REQUEST: Go through the records and show each line where the word "length" occurs.

DATA:
--- begin ---

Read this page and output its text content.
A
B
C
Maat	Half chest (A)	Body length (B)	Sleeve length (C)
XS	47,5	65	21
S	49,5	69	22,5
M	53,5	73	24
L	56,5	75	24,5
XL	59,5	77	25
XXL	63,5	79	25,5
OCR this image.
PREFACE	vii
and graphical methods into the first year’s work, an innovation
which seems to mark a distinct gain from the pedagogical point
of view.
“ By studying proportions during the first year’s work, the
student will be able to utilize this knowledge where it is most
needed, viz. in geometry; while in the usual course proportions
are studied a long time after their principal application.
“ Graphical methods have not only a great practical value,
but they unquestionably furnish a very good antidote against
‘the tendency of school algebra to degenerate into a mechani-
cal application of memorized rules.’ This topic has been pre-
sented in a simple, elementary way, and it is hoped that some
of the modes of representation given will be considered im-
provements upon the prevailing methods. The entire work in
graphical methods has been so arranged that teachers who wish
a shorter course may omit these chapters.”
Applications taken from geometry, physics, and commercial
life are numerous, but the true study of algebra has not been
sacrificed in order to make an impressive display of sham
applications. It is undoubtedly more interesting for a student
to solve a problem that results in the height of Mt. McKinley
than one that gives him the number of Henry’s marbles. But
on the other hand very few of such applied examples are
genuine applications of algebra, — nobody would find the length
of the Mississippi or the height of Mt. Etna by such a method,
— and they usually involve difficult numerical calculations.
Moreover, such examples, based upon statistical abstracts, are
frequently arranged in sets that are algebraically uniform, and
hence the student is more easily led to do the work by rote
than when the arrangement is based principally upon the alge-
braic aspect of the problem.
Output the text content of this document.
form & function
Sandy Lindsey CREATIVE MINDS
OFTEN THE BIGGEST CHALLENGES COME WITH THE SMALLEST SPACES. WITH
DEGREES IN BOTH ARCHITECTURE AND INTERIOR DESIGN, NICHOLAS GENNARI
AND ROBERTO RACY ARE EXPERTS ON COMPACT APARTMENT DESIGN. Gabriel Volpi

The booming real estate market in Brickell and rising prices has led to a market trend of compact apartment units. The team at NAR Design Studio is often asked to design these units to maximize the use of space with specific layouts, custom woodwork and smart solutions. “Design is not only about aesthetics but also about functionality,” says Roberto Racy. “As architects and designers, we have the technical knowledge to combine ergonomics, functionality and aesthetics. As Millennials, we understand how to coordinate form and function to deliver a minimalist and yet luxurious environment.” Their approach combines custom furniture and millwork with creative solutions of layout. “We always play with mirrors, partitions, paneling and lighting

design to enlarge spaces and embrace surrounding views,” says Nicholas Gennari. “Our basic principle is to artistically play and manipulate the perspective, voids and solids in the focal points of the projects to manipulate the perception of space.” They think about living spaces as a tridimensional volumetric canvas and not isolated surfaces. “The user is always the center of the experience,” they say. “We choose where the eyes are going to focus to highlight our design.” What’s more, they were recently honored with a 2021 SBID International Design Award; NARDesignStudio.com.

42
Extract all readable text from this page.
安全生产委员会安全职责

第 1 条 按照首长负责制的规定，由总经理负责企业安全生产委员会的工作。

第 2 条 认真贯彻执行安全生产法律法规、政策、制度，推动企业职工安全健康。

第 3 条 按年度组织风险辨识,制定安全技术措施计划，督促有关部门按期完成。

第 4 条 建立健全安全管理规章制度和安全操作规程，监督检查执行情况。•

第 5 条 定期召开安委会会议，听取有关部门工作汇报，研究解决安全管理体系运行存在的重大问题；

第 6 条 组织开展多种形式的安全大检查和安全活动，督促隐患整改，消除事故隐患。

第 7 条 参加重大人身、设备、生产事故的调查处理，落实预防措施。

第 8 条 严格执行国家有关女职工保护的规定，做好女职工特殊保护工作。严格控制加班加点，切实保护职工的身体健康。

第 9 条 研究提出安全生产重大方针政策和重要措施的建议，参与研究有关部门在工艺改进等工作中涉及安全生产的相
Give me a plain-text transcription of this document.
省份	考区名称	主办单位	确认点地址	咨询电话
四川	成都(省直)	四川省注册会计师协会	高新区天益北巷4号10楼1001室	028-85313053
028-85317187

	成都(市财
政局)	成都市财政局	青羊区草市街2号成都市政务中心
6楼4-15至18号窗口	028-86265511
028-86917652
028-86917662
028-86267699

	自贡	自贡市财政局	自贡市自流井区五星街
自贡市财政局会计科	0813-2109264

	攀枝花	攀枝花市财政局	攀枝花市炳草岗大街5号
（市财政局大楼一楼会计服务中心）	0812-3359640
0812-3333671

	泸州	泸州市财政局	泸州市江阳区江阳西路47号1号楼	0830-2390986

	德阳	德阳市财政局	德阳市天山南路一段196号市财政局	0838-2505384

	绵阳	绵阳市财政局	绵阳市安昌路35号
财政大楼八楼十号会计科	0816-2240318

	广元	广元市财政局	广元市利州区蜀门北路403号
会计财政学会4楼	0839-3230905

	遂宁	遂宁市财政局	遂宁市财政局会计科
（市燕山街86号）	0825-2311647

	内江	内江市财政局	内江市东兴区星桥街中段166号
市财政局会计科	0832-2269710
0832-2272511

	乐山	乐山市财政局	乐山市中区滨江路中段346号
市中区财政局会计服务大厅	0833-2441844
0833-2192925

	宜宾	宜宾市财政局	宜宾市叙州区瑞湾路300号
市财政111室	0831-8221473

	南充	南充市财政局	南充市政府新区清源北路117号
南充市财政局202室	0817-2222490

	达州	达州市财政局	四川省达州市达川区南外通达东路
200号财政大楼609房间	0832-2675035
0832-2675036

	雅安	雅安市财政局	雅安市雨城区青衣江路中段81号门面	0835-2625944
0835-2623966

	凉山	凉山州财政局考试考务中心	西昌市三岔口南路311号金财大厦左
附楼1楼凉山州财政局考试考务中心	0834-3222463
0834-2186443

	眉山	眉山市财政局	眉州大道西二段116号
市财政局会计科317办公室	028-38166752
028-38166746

--- end ---

ANSWER FOR THE TASK:
Maat	Half chest (A)	Body length (B)	Sleeve length (C)
genuine applications of algebra, — nobody would find the length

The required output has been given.